> **Task objective**
In your copy, leave out the pictures and repeat the entries below exactly.

> **Supplied records**
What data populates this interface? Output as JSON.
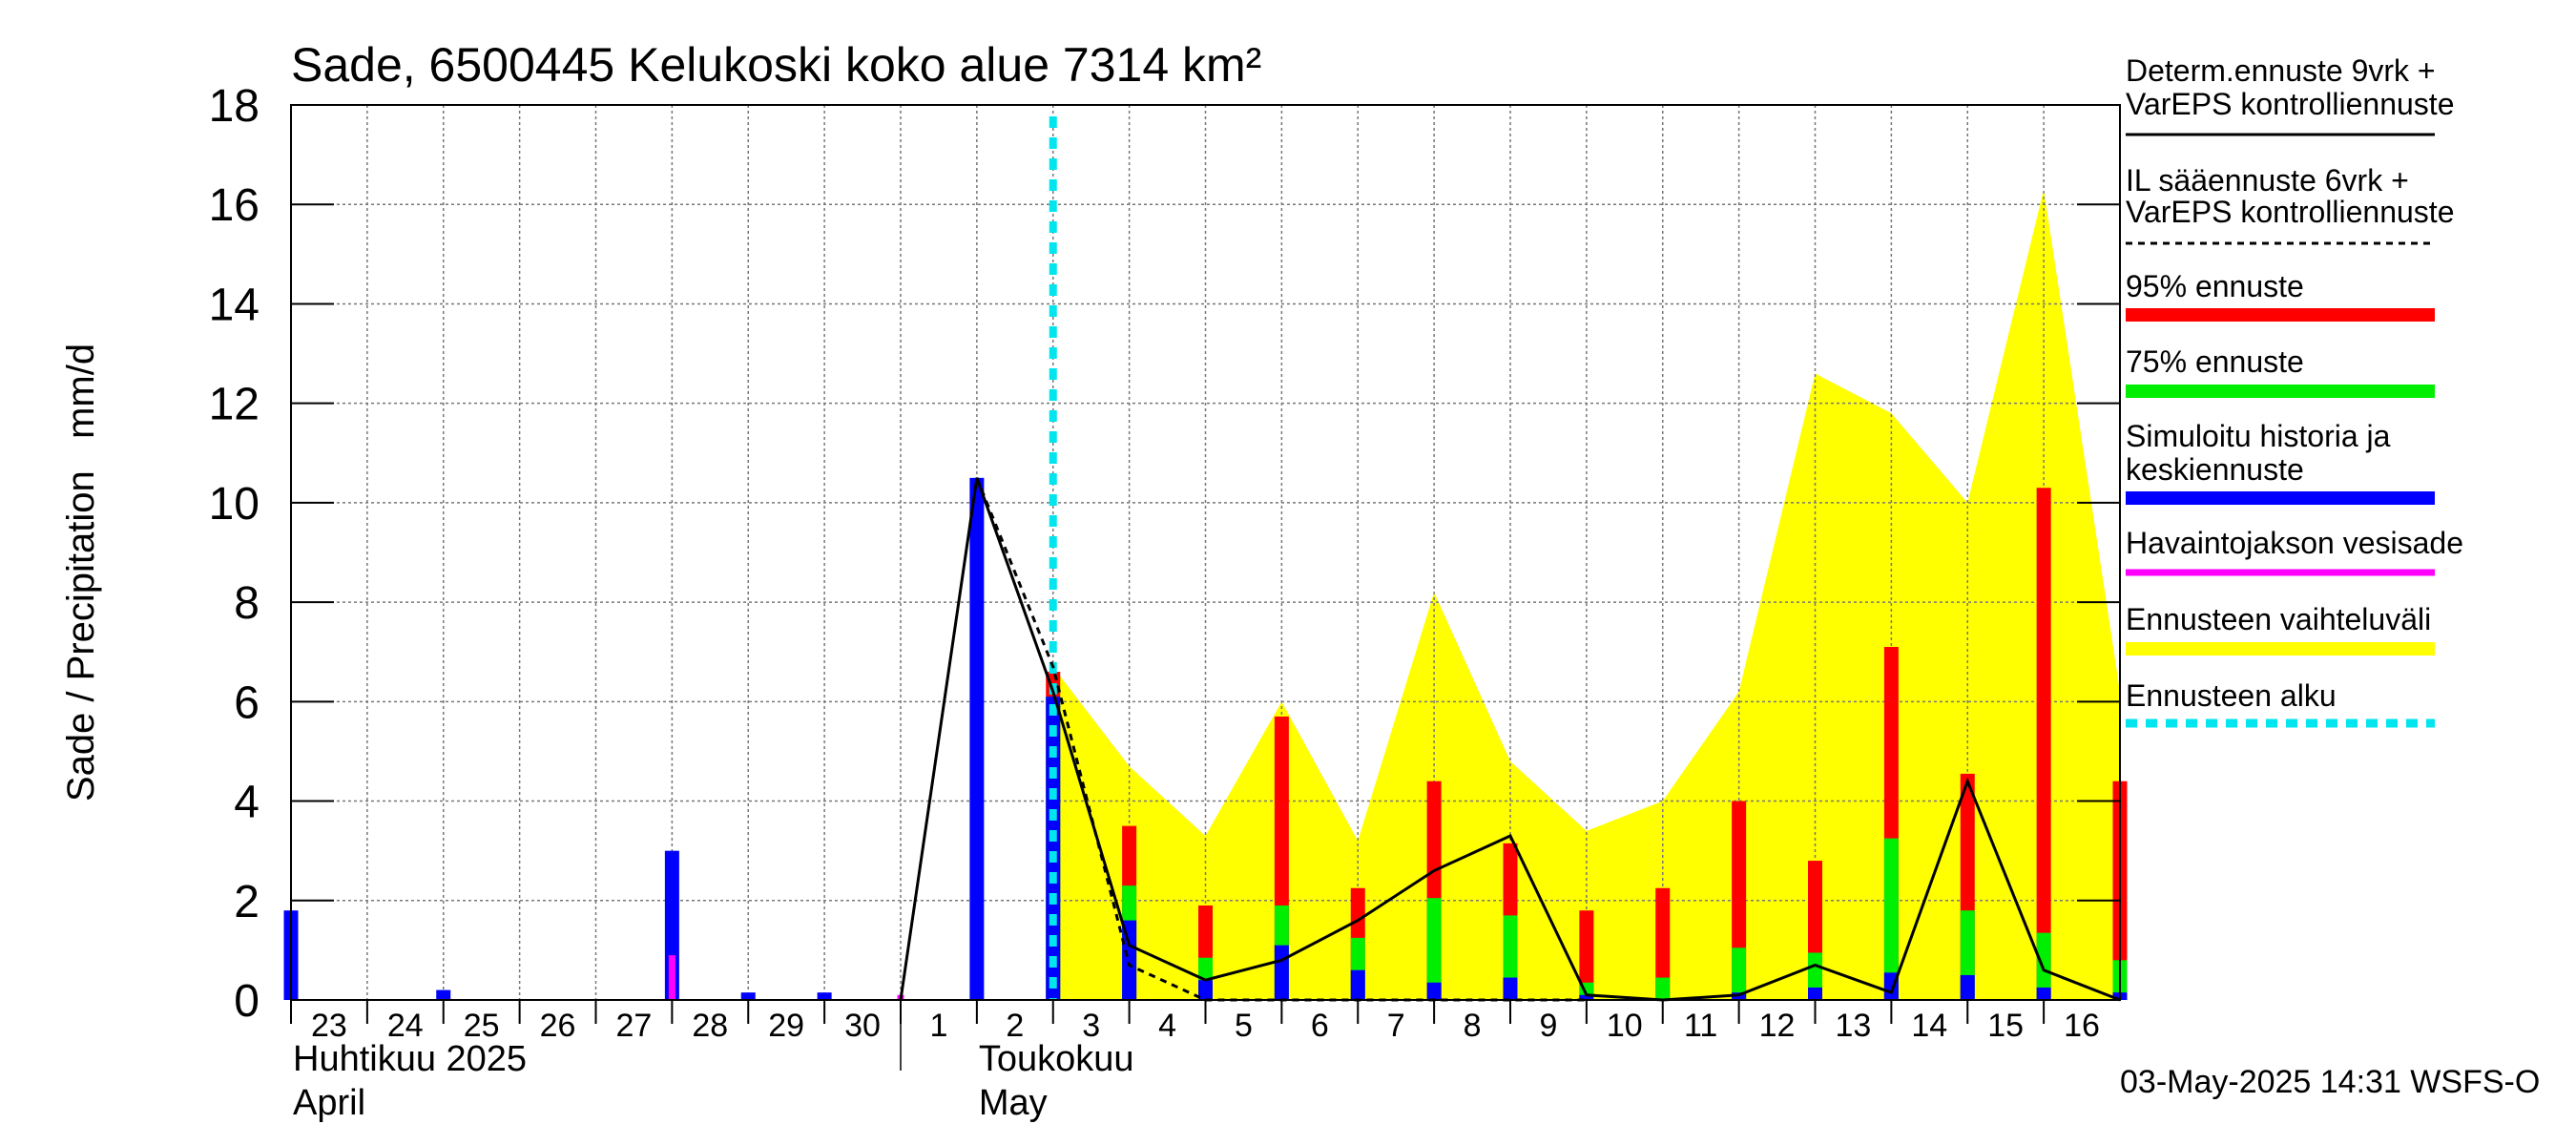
{
  "chart_data": {
    "type": "bar",
    "title": "Sade, 6500445 Kelukoski koko alue 7314 km²",
    "ylabel": "Sade / Precipitation   mm/d",
    "ylim": [
      0,
      18
    ],
    "yticks": [
      0,
      2,
      4,
      6,
      8,
      10,
      12,
      14,
      16,
      18
    ],
    "grid": true,
    "days": [
      "23",
      "24",
      "25",
      "26",
      "27",
      "28",
      "29",
      "30",
      "1",
      "2",
      "3",
      "4",
      "5",
      "6",
      "7",
      "8",
      "9",
      "10",
      "11",
      "12",
      "13",
      "14",
      "15",
      "16"
    ],
    "month_labels": [
      {
        "line1": "Huhtikuu  2025",
        "line2": "April",
        "day_index": 0
      },
      {
        "line1": "Toukokuu",
        "line2": "May",
        "day_index": 9
      }
    ],
    "forecast_start_day_index": 10,
    "observed_precip": [
      0,
      0,
      0,
      0,
      0,
      0.9,
      0,
      0,
      0.1,
      0,
      0,
      0,
      0,
      0,
      0,
      0,
      0,
      0,
      0,
      0,
      0,
      0,
      0,
      0
    ],
    "simulated_mean": [
      1.8,
      0,
      0.2,
      0,
      0,
      3.0,
      0.15,
      0.15,
      0,
      10.5,
      6.1,
      1.6,
      0.4,
      1.1,
      0.6,
      0.35,
      0.45,
      0.1,
      0,
      0.15,
      0.25,
      0.55,
      0.5,
      0.25,
      0.15
    ],
    "p75": [
      null,
      null,
      null,
      null,
      null,
      null,
      null,
      null,
      null,
      null,
      6.1,
      2.3,
      0.85,
      1.9,
      1.25,
      2.05,
      1.7,
      0.35,
      0.45,
      1.05,
      0.95,
      3.25,
      1.8,
      1.35,
      0.8
    ],
    "p95": [
      null,
      null,
      null,
      null,
      null,
      null,
      null,
      null,
      null,
      null,
      6.6,
      3.5,
      1.9,
      5.7,
      2.25,
      4.4,
      3.15,
      1.8,
      2.25,
      4.0,
      2.8,
      7.1,
      4.55,
      10.3,
      4.4
    ],
    "ensemble_range_max": [
      6.7,
      4.7,
      3.3,
      6.0,
      3.2,
      8.2,
      4.8,
      3.4,
      4.0,
      6.2,
      12.6,
      11.8,
      10.0,
      16.3,
      6.2
    ],
    "ensemble_range_x_start_index": 10,
    "determ_forecast": [
      0,
      10.5,
      6.2,
      1.1,
      0.4,
      0.8,
      1.6,
      2.6,
      3.3,
      0.1,
      0,
      0.1,
      0.7,
      0.15,
      4.4,
      0.6,
      0
    ],
    "determ_x_start_index": 8,
    "il_forecast": [
      10.5,
      6.7,
      0.7,
      0,
      0,
      0,
      0,
      0,
      0
    ],
    "il_x_start_index": 9,
    "colors": {
      "p95": "#ff0000",
      "p75": "#00ee00",
      "mean": "#0000ff",
      "observed": "#ff00ff",
      "range": "#ffff00",
      "forecast_start": "#00e5ee",
      "line": "#000000"
    },
    "legend": [
      {
        "label1": "Determ.ennuste 9vrk +",
        "label2": "VarEPS kontrolliennuste",
        "style": "solid"
      },
      {
        "label1": "IL sääennuste 6vrk  +",
        "label2": "  VarEPS kontrolliennuste",
        "style": "dashed"
      },
      {
        "label1": "95% ennuste",
        "label2": "",
        "style": "bar-red"
      },
      {
        "label1": "75% ennuste",
        "label2": "",
        "style": "bar-green"
      },
      {
        "label1": "Simuloitu historia ja",
        "label2": "keskiennuste",
        "style": "bar-blue"
      },
      {
        "label1": "Havaintojakson vesisade",
        "label2": "",
        "style": "bar-magenta"
      },
      {
        "label1": "Ennusteen vaihteluväli",
        "label2": "",
        "style": "bar-yellow"
      },
      {
        "label1": "Ennusteen alku",
        "label2": "",
        "style": "dashed-cyan"
      }
    ],
    "footer": "03-May-2025 14:31 WSFS-O"
  }
}
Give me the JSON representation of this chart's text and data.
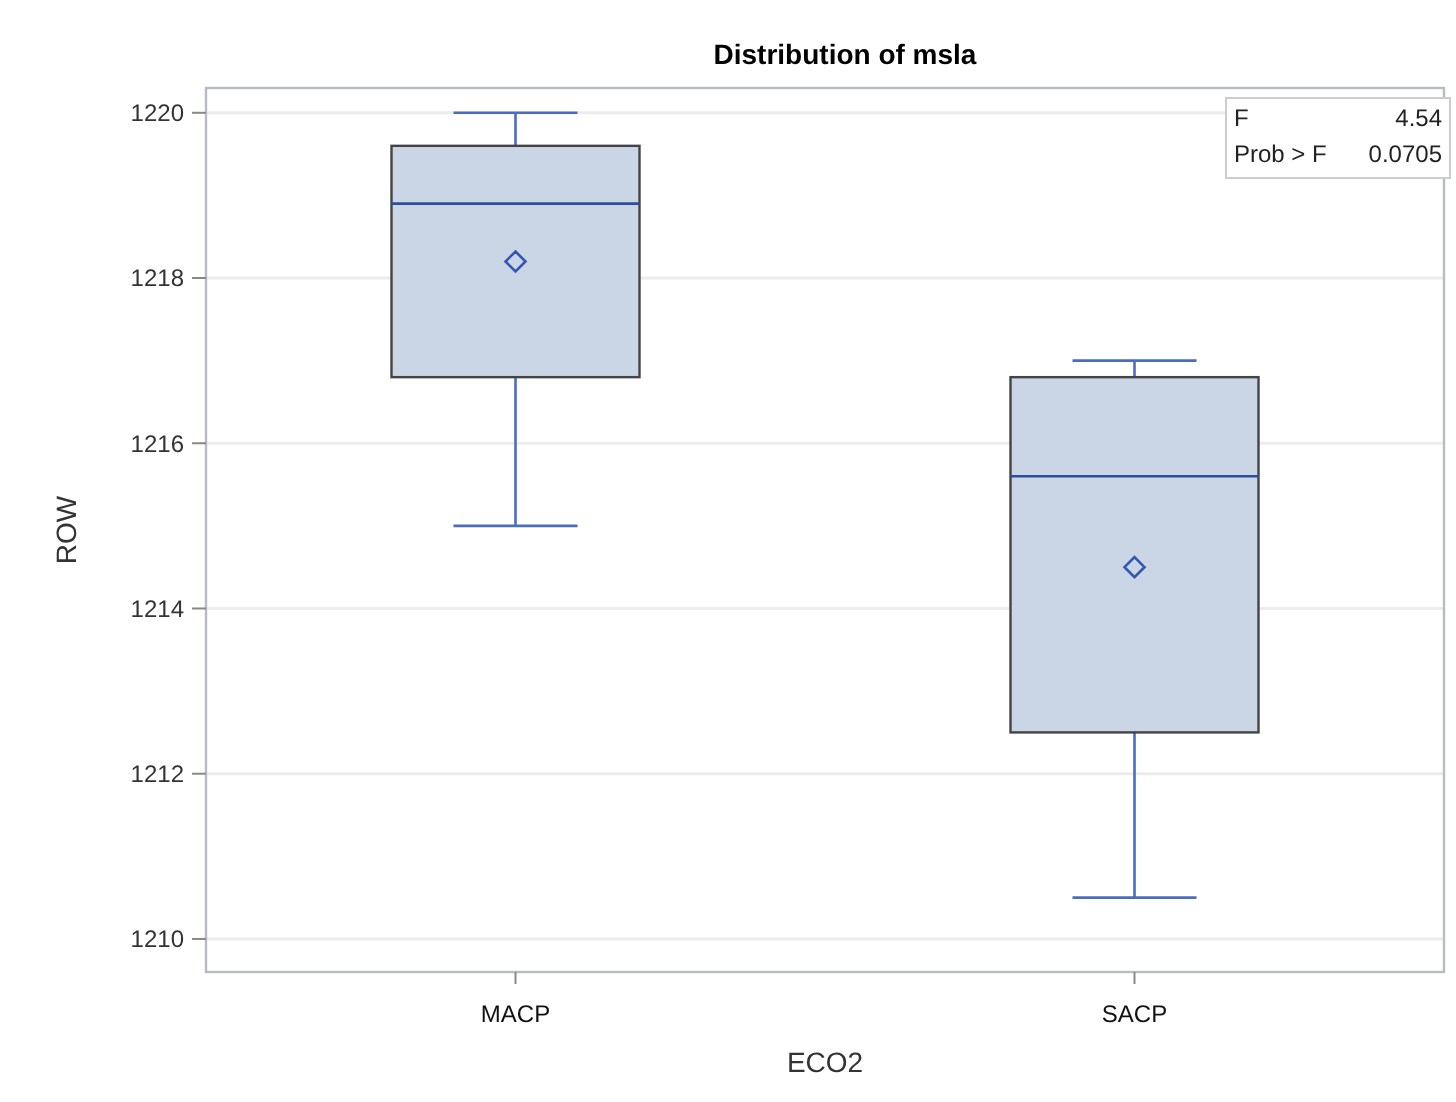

> **Answer in full**
What data populates this interface? Output as JSON.
{
  "chart_data": {
    "type": "bar",
    "title": "Sade, 6500445 Kelukoski koko alue 7314 km²",
    "ylabel": "Sade / Precipitation   mm/d",
    "ylim": [
      0,
      18
    ],
    "yticks": [
      0,
      2,
      4,
      6,
      8,
      10,
      12,
      14,
      16,
      18
    ],
    "grid": true,
    "days": [
      "23",
      "24",
      "25",
      "26",
      "27",
      "28",
      "29",
      "30",
      "1",
      "2",
      "3",
      "4",
      "5",
      "6",
      "7",
      "8",
      "9",
      "10",
      "11",
      "12",
      "13",
      "14",
      "15",
      "16"
    ],
    "month_labels": [
      {
        "line1": "Huhtikuu  2025",
        "line2": "April",
        "day_index": 0
      },
      {
        "line1": "Toukokuu",
        "line2": "May",
        "day_index": 9
      }
    ],
    "forecast_start_day_index": 10,
    "observed_precip": [
      0,
      0,
      0,
      0,
      0,
      0.9,
      0,
      0,
      0.1,
      0,
      0,
      0,
      0,
      0,
      0,
      0,
      0,
      0,
      0,
      0,
      0,
      0,
      0,
      0
    ],
    "simulated_mean": [
      1.8,
      0,
      0.2,
      0,
      0,
      3.0,
      0.15,
      0.15,
      0,
      10.5,
      6.1,
      1.6,
      0.4,
      1.1,
      0.6,
      0.35,
      0.45,
      0.1,
      0,
      0.15,
      0.25,
      0.55,
      0.5,
      0.25,
      0.15
    ],
    "p75": [
      null,
      null,
      null,
      null,
      null,
      null,
      null,
      null,
      null,
      null,
      6.1,
      2.3,
      0.85,
      1.9,
      1.25,
      2.05,
      1.7,
      0.35,
      0.45,
      1.05,
      0.95,
      3.25,
      1.8,
      1.35,
      0.8
    ],
    "p95": [
      null,
      null,
      null,
      null,
      null,
      null,
      null,
      null,
      null,
      null,
      6.6,
      3.5,
      1.9,
      5.7,
      2.25,
      4.4,
      3.15,
      1.8,
      2.25,
      4.0,
      2.8,
      7.1,
      4.55,
      10.3,
      4.4
    ],
    "ensemble_range_max": [
      6.7,
      4.7,
      3.3,
      6.0,
      3.2,
      8.2,
      4.8,
      3.4,
      4.0,
      6.2,
      12.6,
      11.8,
      10.0,
      16.3,
      6.2
    ],
    "ensemble_range_x_start_index": 10,
    "determ_forecast": [
      0,
      10.5,
      6.2,
      1.1,
      0.4,
      0.8,
      1.6,
      2.6,
      3.3,
      0.1,
      0,
      0.1,
      0.7,
      0.15,
      4.4,
      0.6,
      0
    ],
    "determ_x_start_index": 8,
    "il_forecast": [
      10.5,
      6.7,
      0.7,
      0,
      0,
      0,
      0,
      0,
      0
    ],
    "il_x_start_index": 9,
    "colors": {
      "p95": "#ff0000",
      "p75": "#00ee00",
      "mean": "#0000ff",
      "observed": "#ff00ff",
      "range": "#ffff00",
      "forecast_start": "#00e5ee",
      "line": "#000000"
    },
    "legend": [
      {
        "label1": "Determ.ennuste 9vrk +",
        "label2": "VarEPS kontrolliennuste",
        "style": "solid"
      },
      {
        "label1": "IL sääennuste 6vrk  +",
        "label2": "  VarEPS kontrolliennuste",
        "style": "dashed"
      },
      {
        "label1": "95% ennuste",
        "label2": "",
        "style": "bar-red"
      },
      {
        "label1": "75% ennuste",
        "label2": "",
        "style": "bar-green"
      },
      {
        "label1": "Simuloitu historia ja",
        "label2": "keskiennuste",
        "style": "bar-blue"
      },
      {
        "label1": "Havaintojakson vesisade",
        "label2": "",
        "style": "bar-magenta"
      },
      {
        "label1": "Ennusteen vaihteluväli",
        "label2": "",
        "style": "bar-yellow"
      },
      {
        "label1": "Ennusteen alku",
        "label2": "",
        "style": "dashed-cyan"
      }
    ],
    "footer": "03-May-2025 14:31 WSFS-O"
  }
}
Give me the JSON representation of this chart's text and data.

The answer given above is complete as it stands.